Provided passage.

● ● ● ●

The impact of domain name length on website popularity

Several questions arise when asked the question “Does domain name length have any impact on the popularity of a website?” This is a great speculative question that has many factors and variables that affect the traffic and popularity of a website. It could be branding, the ease of remembering a site, or a myriad of other reasons. However, there have to be some interesting trends that appear when looking at some of the most popular websites, right?

After posing this question, I decided to dig a little deeper and aggregated the domain name lengths from 97 of the most popular websites (according to Alexa’s list). I took the domain name of each site and broke down the domain name length so I could answer the question whether domain name length has an impact on a website’s popularity. Here are the results:

Domain name lengths

Below is a list of the most popular websites broken down by their domain name length:

  • 2-character domains: 2 websites (2.1%)
  • 3-character domains: 13 websites (13.4%)
  • 4-character domains: 12 websites (12.4%)
  • 5-character domains: 9 websites (9.3%)
  • 6-character domains: 6 websites (6.2%)
  • 7-character domains: 19 websites (19.6%)
  • 8-character domains: 7 websites (7.2%)
  • 9-character domains: 9 websites (9.3%)
  • 10-character domains: 8 websites (8.3%)
  • 11-character domains: 3 websites (3.1%)
  • 12-character domains: 4 websites (4.1%)
  • 13-character domains: 3 websites (3.1%)
  • 15-character domains: 1 website (1.0%)
  • 17-character domains: 1 website (1.0%)

● ● ● ●

Listings of boxed layout items
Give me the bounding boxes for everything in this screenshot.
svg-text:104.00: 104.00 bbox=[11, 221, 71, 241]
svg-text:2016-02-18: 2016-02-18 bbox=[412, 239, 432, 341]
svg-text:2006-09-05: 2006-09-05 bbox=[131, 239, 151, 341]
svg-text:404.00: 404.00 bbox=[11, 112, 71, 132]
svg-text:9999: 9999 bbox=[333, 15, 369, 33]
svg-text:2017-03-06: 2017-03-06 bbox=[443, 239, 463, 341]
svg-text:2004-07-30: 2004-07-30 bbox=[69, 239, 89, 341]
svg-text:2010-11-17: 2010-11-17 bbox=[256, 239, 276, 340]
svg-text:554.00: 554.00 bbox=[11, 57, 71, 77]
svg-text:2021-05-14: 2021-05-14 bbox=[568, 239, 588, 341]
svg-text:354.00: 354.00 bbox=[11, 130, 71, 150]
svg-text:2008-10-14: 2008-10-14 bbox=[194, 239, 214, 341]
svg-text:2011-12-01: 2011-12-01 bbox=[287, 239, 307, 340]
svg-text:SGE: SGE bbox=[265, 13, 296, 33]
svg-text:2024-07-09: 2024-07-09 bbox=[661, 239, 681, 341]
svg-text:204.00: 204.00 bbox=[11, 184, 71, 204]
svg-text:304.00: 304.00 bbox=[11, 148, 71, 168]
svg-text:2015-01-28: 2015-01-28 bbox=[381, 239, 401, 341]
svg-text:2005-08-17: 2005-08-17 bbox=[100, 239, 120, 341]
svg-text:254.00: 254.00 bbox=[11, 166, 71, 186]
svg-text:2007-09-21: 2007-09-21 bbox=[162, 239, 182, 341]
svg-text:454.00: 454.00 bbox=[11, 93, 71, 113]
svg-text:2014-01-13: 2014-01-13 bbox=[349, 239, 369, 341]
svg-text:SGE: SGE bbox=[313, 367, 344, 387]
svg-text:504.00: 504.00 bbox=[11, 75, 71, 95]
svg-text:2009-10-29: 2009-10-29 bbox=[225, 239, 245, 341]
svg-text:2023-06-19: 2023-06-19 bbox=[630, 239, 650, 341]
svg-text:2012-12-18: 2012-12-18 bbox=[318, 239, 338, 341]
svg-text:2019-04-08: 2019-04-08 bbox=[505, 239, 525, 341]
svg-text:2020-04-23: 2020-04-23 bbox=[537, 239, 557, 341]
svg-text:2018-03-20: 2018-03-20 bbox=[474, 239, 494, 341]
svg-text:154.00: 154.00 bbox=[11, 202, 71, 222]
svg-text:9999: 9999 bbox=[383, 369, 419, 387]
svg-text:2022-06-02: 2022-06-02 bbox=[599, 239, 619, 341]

● ● ● ●

Task list.
[a] Copy out the entries word for word. Start at their first line and stop after the line that contains "svg-text:254.00: 254.00 bbox=[11, 166, 71, 186]".
[b] How would the article on domain name length and website popularity go on after its last line? Keep writing it from there.

Results of the tasks.
[a]
Give me the bounding boxes for everything in this screenshot.
svg-text:104.00: 104.00 bbox=[11, 221, 71, 241]
svg-text:2016-02-18: 2016-02-18 bbox=[412, 239, 432, 341]
svg-text:2006-09-05: 2006-09-05 bbox=[131, 239, 151, 341]
svg-text:404.00: 404.00 bbox=[11, 112, 71, 132]
svg-text:9999: 9999 bbox=[333, 15, 369, 33]
svg-text:2017-03-06: 2017-03-06 bbox=[443, 239, 463, 341]
svg-text:2004-07-30: 2004-07-30 bbox=[69, 239, 89, 341]
svg-text:2010-11-17: 2010-11-17 bbox=[256, 239, 276, 340]
svg-text:554.00: 554.00 bbox=[11, 57, 71, 77]
svg-text:2021-05-14: 2021-05-14 bbox=[568, 239, 588, 341]
svg-text:354.00: 354.00 bbox=[11, 130, 71, 150]
svg-text:2008-10-14: 2008-10-14 bbox=[194, 239, 214, 341]
svg-text:2011-12-01: 2011-12-01 bbox=[287, 239, 307, 340]
svg-text:SGE: SGE bbox=[265, 13, 296, 33]
svg-text:2024-07-09: 2024-07-09 bbox=[661, 239, 681, 341]
svg-text:204.00: 204.00 bbox=[11, 184, 71, 204]
svg-text:304.00: 304.00 bbox=[11, 148, 71, 168]
svg-text:2015-01-28: 2015-01-28 bbox=[381, 239, 401, 341]
svg-text:2005-08-17: 2005-08-17 bbox=[100, 239, 120, 341]
svg-text:254.00: 254.00 bbox=[11, 166, 71, 186]

[b]
  • The average length of a domain = 6.95 characters

You can see from the above numbers that 7-character domain names are clearly the leader, with an impressive nearly 20% share of the most popular websites. So it does appear that shorter your domain name, the better. Another interesting figure is that nearly 63% of the most popular websites on the internet have a domain name length of 7 characters or less. For those of us that are visual learners here’s a chart:

Domain Name Length Chart

Other interesting results

After compiling this information, several other interesting figures presented themselves:

  • Not one of the 97 sites contained a hyphen
  • Only one (Hi5.com) contained a number
  • 24.7% of the domains started with a vowel
  • 17.55 of the domains contained either a double-vowel or double-consonant (e.g. Yahoo; Google; Digg)

In conclusion

So, my question has been answered. Although building a popular website with a long domain can be done, the shorter they are the easier it is to gain popularity.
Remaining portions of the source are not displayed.